● Directions for this task:
Your answer should be a single number: the count of lines that include the word "name".

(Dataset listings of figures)

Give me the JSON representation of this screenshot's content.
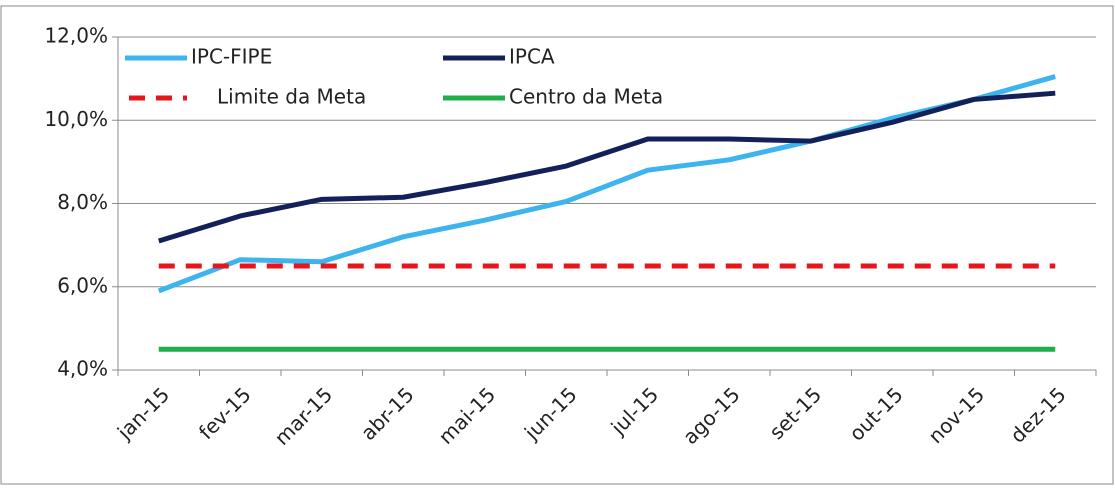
{
  "chart_data": {
    "type": "line",
    "categories": [
      "jan-15",
      "fev-15",
      "mar-15",
      "abr-15",
      "mai-15",
      "jun-15",
      "jul-15",
      "ago-15",
      "set-15",
      "out-15",
      "nov-15",
      "dez-15"
    ],
    "series": [
      {
        "name": "IPC-FIPE",
        "color": "#3db4ee",
        "values": [
          5.9,
          6.65,
          6.6,
          7.2,
          7.6,
          8.05,
          8.8,
          9.05,
          9.5,
          10.05,
          10.5,
          11.05
        ]
      },
      {
        "name": "IPCA",
        "color": "#14205a",
        "values": [
          7.1,
          7.7,
          8.1,
          8.15,
          8.5,
          8.9,
          9.55,
          9.55,
          9.5,
          9.95,
          10.5,
          10.65
        ]
      },
      {
        "name": "Limite da Meta",
        "color": "#e8151b",
        "dashed": true,
        "values": [
          6.5,
          6.5,
          6.5,
          6.5,
          6.5,
          6.5,
          6.5,
          6.5,
          6.5,
          6.5,
          6.5,
          6.5
        ]
      },
      {
        "name": "Centro da Meta",
        "color": "#1fae4a",
        "values": [
          4.5,
          4.5,
          4.5,
          4.5,
          4.5,
          4.5,
          4.5,
          4.5,
          4.5,
          4.5,
          4.5,
          4.5
        ]
      }
    ],
    "ylim": [
      4,
      12
    ],
    "yticks": [
      {
        "value": 4,
        "label": "4,0%"
      },
      {
        "value": 6,
        "label": "6,0%"
      },
      {
        "value": 8,
        "label": "8,0%"
      },
      {
        "value": 10,
        "label": "10,0%"
      },
      {
        "value": 12,
        "label": "12,0%"
      }
    ],
    "grid": true,
    "legend": "top-left"
  }
}
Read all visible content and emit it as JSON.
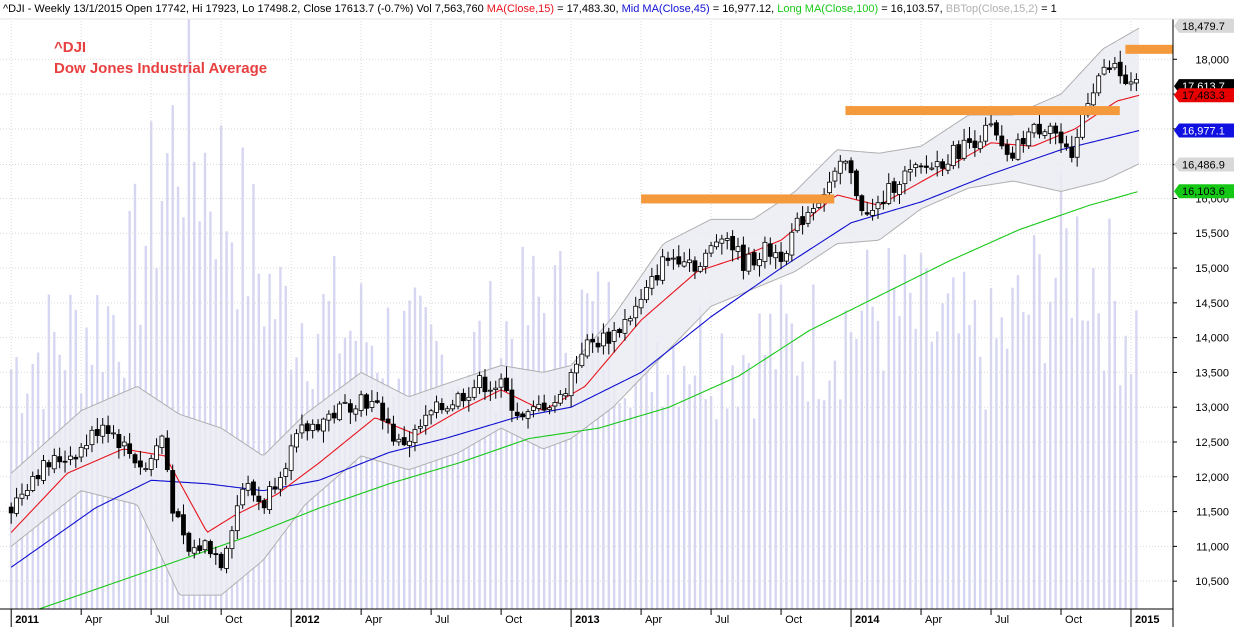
{
  "header": {
    "segments": [
      {
        "text": "^DJI - Weekly 13/1/2015 Open 17742, Hi 17923, Lo 17498.2, Close 17613.7 (-0.7%) Vol 7,563,760 ",
        "color": "#000000"
      },
      {
        "text": "MA(Close,15)",
        "color": "#e8141c"
      },
      {
        "text": " = 17,483.30, ",
        "color": "#000000"
      },
      {
        "text": "Mid MA(Close,45)",
        "color": "#1010d0"
      },
      {
        "text": " = 16,977.12, ",
        "color": "#000000"
      },
      {
        "text": "Long MA(Close,100)",
        "color": "#18c818"
      },
      {
        "text": " = 16,103.57, ",
        "color": "#000000"
      },
      {
        "text": "BBTop(Close,15,2)",
        "color": "#b0b0b0"
      },
      {
        "text": " = 1",
        "color": "#000000"
      }
    ]
  },
  "chart_data": {
    "type": "candlestick",
    "symbol": "^DJI",
    "title": "^DJI",
    "subtitle": "Dow Jones Industrial Average",
    "ylim": [
      10100,
      18550
    ],
    "yticks": [
      10500,
      11000,
      11500,
      12000,
      12500,
      13000,
      13500,
      14000,
      14500,
      15000,
      15500,
      16000,
      16486.9,
      17000,
      17500,
      18000
    ],
    "ytick_labels": [
      "10,500",
      "11,000",
      "11,500",
      "12,000",
      "12,500",
      "13,000",
      "13,500",
      "14,000",
      "14,500",
      "15,000",
      "15,500",
      "16,000",
      "16,486.9",
      "",
      "",
      "18,000"
    ],
    "xlim": [
      2010.96,
      2015.15
    ],
    "x_labels": [
      {
        "label": "2011",
        "t": 2011.0,
        "bold": true
      },
      {
        "label": "Apr",
        "t": 2011.25,
        "bold": false
      },
      {
        "label": "Jul",
        "t": 2011.5,
        "bold": false
      },
      {
        "label": "Oct",
        "t": 2011.75,
        "bold": false
      },
      {
        "label": "2012",
        "t": 2012.0,
        "bold": true
      },
      {
        "label": "Apr",
        "t": 2012.25,
        "bold": false
      },
      {
        "label": "Jul",
        "t": 2012.5,
        "bold": false
      },
      {
        "label": "Oct",
        "t": 2012.75,
        "bold": false
      },
      {
        "label": "2013",
        "t": 2013.0,
        "bold": true
      },
      {
        "label": "Apr",
        "t": 2013.25,
        "bold": false
      },
      {
        "label": "Jul",
        "t": 2013.5,
        "bold": false
      },
      {
        "label": "Oct",
        "t": 2013.75,
        "bold": false
      },
      {
        "label": "2014",
        "t": 2014.0,
        "bold": true
      },
      {
        "label": "Apr",
        "t": 2014.25,
        "bold": false
      },
      {
        "label": "Jul",
        "t": 2014.5,
        "bold": false
      },
      {
        "label": "Oct",
        "t": 2014.75,
        "bold": false
      },
      {
        "label": "2015",
        "t": 2015.0,
        "bold": true
      }
    ],
    "price_anchors": [
      [
        2011.0,
        11550
      ],
      [
        2011.08,
        12050
      ],
      [
        2011.17,
        12250
      ],
      [
        2011.25,
        12400
      ],
      [
        2011.33,
        12800
      ],
      [
        2011.4,
        12450
      ],
      [
        2011.48,
        12100
      ],
      [
        2011.54,
        12600
      ],
      [
        2011.58,
        11500
      ],
      [
        2011.63,
        10900
      ],
      [
        2011.7,
        11050
      ],
      [
        2011.75,
        10800
      ],
      [
        2011.83,
        11900
      ],
      [
        2011.9,
        11600
      ],
      [
        2011.96,
        12100
      ],
      [
        2012.04,
        12650
      ],
      [
        2012.17,
        12950
      ],
      [
        2012.25,
        13150
      ],
      [
        2012.33,
        12900
      ],
      [
        2012.38,
        12450
      ],
      [
        2012.44,
        12600
      ],
      [
        2012.5,
        12900
      ],
      [
        2012.58,
        13100
      ],
      [
        2012.67,
        13350
      ],
      [
        2012.75,
        13300
      ],
      [
        2012.83,
        12800
      ],
      [
        2012.9,
        13050
      ],
      [
        2012.96,
        13100
      ],
      [
        2013.04,
        13850
      ],
      [
        2013.15,
        14050
      ],
      [
        2013.25,
        14500
      ],
      [
        2013.33,
        15100
      ],
      [
        2013.4,
        15200
      ],
      [
        2013.46,
        15000
      ],
      [
        2013.54,
        15550
      ],
      [
        2013.62,
        15050
      ],
      [
        2013.69,
        15250
      ],
      [
        2013.75,
        15200
      ],
      [
        2013.83,
        15750
      ],
      [
        2013.92,
        16200
      ],
      [
        2013.98,
        16500
      ],
      [
        2014.06,
        15700
      ],
      [
        2014.1,
        15900
      ],
      [
        2014.17,
        16300
      ],
      [
        2014.25,
        16400
      ],
      [
        2014.33,
        16550
      ],
      [
        2014.42,
        16800
      ],
      [
        2014.5,
        17000
      ],
      [
        2014.56,
        16500
      ],
      [
        2014.62,
        16900
      ],
      [
        2014.71,
        17100
      ],
      [
        2014.79,
        16450
      ],
      [
        2014.83,
        17300
      ],
      [
        2014.88,
        17750
      ],
      [
        2014.94,
        17900
      ],
      [
        2014.99,
        17600
      ],
      [
        2015.03,
        17614
      ]
    ],
    "bollinger_anchors": [
      [
        2011.0,
        12050,
        11000
      ],
      [
        2011.25,
        12950,
        11800
      ],
      [
        2011.45,
        13300,
        11600
      ],
      [
        2011.6,
        12900,
        10300
      ],
      [
        2011.75,
        12700,
        10300
      ],
      [
        2011.9,
        12300,
        10800
      ],
      [
        2012.05,
        12900,
        11600
      ],
      [
        2012.25,
        13500,
        12300
      ],
      [
        2012.42,
        13150,
        12100
      ],
      [
        2012.6,
        13400,
        12350
      ],
      [
        2012.75,
        13600,
        12700
      ],
      [
        2012.9,
        13500,
        12400
      ],
      [
        2013.0,
        13600,
        12550
      ],
      [
        2013.15,
        14300,
        13000
      ],
      [
        2013.33,
        15350,
        13750
      ],
      [
        2013.5,
        15700,
        14450
      ],
      [
        2013.65,
        15700,
        14700
      ],
      [
        2013.8,
        16100,
        14950
      ],
      [
        2013.95,
        16700,
        15350
      ],
      [
        2014.1,
        16650,
        15400
      ],
      [
        2014.25,
        16750,
        15850
      ],
      [
        2014.42,
        17200,
        16150
      ],
      [
        2014.58,
        17200,
        16250
      ],
      [
        2014.75,
        17500,
        16100
      ],
      [
        2014.9,
        18150,
        16250
      ],
      [
        2015.03,
        18450,
        16500
      ]
    ],
    "ma_fast_anchors": [
      [
        2011.0,
        11200
      ],
      [
        2011.2,
        12050
      ],
      [
        2011.4,
        12400
      ],
      [
        2011.55,
        12300
      ],
      [
        2011.7,
        11200
      ],
      [
        2011.8,
        11450
      ],
      [
        2011.95,
        11750
      ],
      [
        2012.1,
        12200
      ],
      [
        2012.3,
        12850
      ],
      [
        2012.45,
        12600
      ],
      [
        2012.6,
        12950
      ],
      [
        2012.75,
        13250
      ],
      [
        2012.9,
        12950
      ],
      [
        2013.05,
        13300
      ],
      [
        2013.25,
        14250
      ],
      [
        2013.45,
        14950
      ],
      [
        2013.6,
        15150
      ],
      [
        2013.75,
        15400
      ],
      [
        2013.95,
        16050
      ],
      [
        2014.1,
        15900
      ],
      [
        2014.3,
        16350
      ],
      [
        2014.5,
        16800
      ],
      [
        2014.65,
        16750
      ],
      [
        2014.8,
        17000
      ],
      [
        2014.95,
        17400
      ],
      [
        2015.03,
        17483
      ]
    ],
    "ma_mid_anchors": [
      [
        2011.0,
        10700
      ],
      [
        2011.3,
        11550
      ],
      [
        2011.5,
        11950
      ],
      [
        2011.7,
        11900
      ],
      [
        2011.9,
        11800
      ],
      [
        2012.1,
        11950
      ],
      [
        2012.35,
        12350
      ],
      [
        2012.55,
        12550
      ],
      [
        2012.8,
        12850
      ],
      [
        2013.0,
        13000
      ],
      [
        2013.25,
        13500
      ],
      [
        2013.5,
        14300
      ],
      [
        2013.75,
        15000
      ],
      [
        2014.0,
        15650
      ],
      [
        2014.25,
        15950
      ],
      [
        2014.5,
        16350
      ],
      [
        2014.75,
        16700
      ],
      [
        2015.03,
        16977
      ]
    ],
    "ma_long_anchors": [
      [
        2011.1,
        10100
      ],
      [
        2011.35,
        10450
      ],
      [
        2011.6,
        10800
      ],
      [
        2011.85,
        11150
      ],
      [
        2012.1,
        11550
      ],
      [
        2012.35,
        11900
      ],
      [
        2012.6,
        12200
      ],
      [
        2012.85,
        12550
      ],
      [
        2013.1,
        12700
      ],
      [
        2013.35,
        13000
      ],
      [
        2013.6,
        13450
      ],
      [
        2013.85,
        14100
      ],
      [
        2014.1,
        14600
      ],
      [
        2014.35,
        15100
      ],
      [
        2014.6,
        15550
      ],
      [
        2014.85,
        15900
      ],
      [
        2015.03,
        16104
      ]
    ],
    "volume_ceiling": 20000000,
    "volume_anchors": [
      [
        2011.0,
        8000000
      ],
      [
        2011.4,
        10000000
      ],
      [
        2011.6,
        16000000
      ],
      [
        2011.75,
        14000000
      ],
      [
        2011.95,
        10000000
      ],
      [
        2012.3,
        9000000
      ],
      [
        2012.6,
        8000000
      ],
      [
        2012.9,
        10000000
      ],
      [
        2013.2,
        9000000
      ],
      [
        2013.6,
        8500000
      ],
      [
        2013.9,
        9000000
      ],
      [
        2014.1,
        10000000
      ],
      [
        2014.5,
        8500000
      ],
      [
        2014.8,
        12000000
      ],
      [
        2015.03,
        9000000
      ]
    ],
    "resistance_zones": [
      {
        "t0": 2013.25,
        "t1": 2013.94,
        "y": 16000
      },
      {
        "t0": 2013.98,
        "t1": 2014.96,
        "y": 17270
      },
      {
        "t0": 2014.98,
        "t1": 2015.15,
        "y": 18150
      }
    ],
    "price_tags": [
      {
        "text": "18,479.7",
        "y": 18479.7,
        "bg": "#d8d8d8",
        "fg": "#000000"
      },
      {
        "text": "17,613.7",
        "y": 17613.7,
        "bg": "#000000",
        "fg": "#ffffff"
      },
      {
        "text": "17,483.3",
        "y": 17483.3,
        "bg": "#e80000",
        "fg": "#000000"
      },
      {
        "text": "16,977.1",
        "y": 16977.1,
        "bg": "#1010e0",
        "fg": "#ffffff"
      },
      {
        "text": "16,486.9",
        "y": 16486.9,
        "bg": "#d8d8d8",
        "fg": "#000000"
      },
      {
        "text": "16,103.6",
        "y": 16103.6,
        "bg": "#16c816",
        "fg": "#000000"
      }
    ],
    "colors": {
      "ma_fast": "#e8141c",
      "ma_mid": "#1010d0",
      "ma_long": "#18c818",
      "bollinger": "#b0b0b0",
      "bollinger_fill": "#ebebf3",
      "volume": "#d6d6f2",
      "zone": "#f59a3c",
      "title": "#e84040",
      "gridline": "#d9d9d9"
    }
  }
}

● Response:
4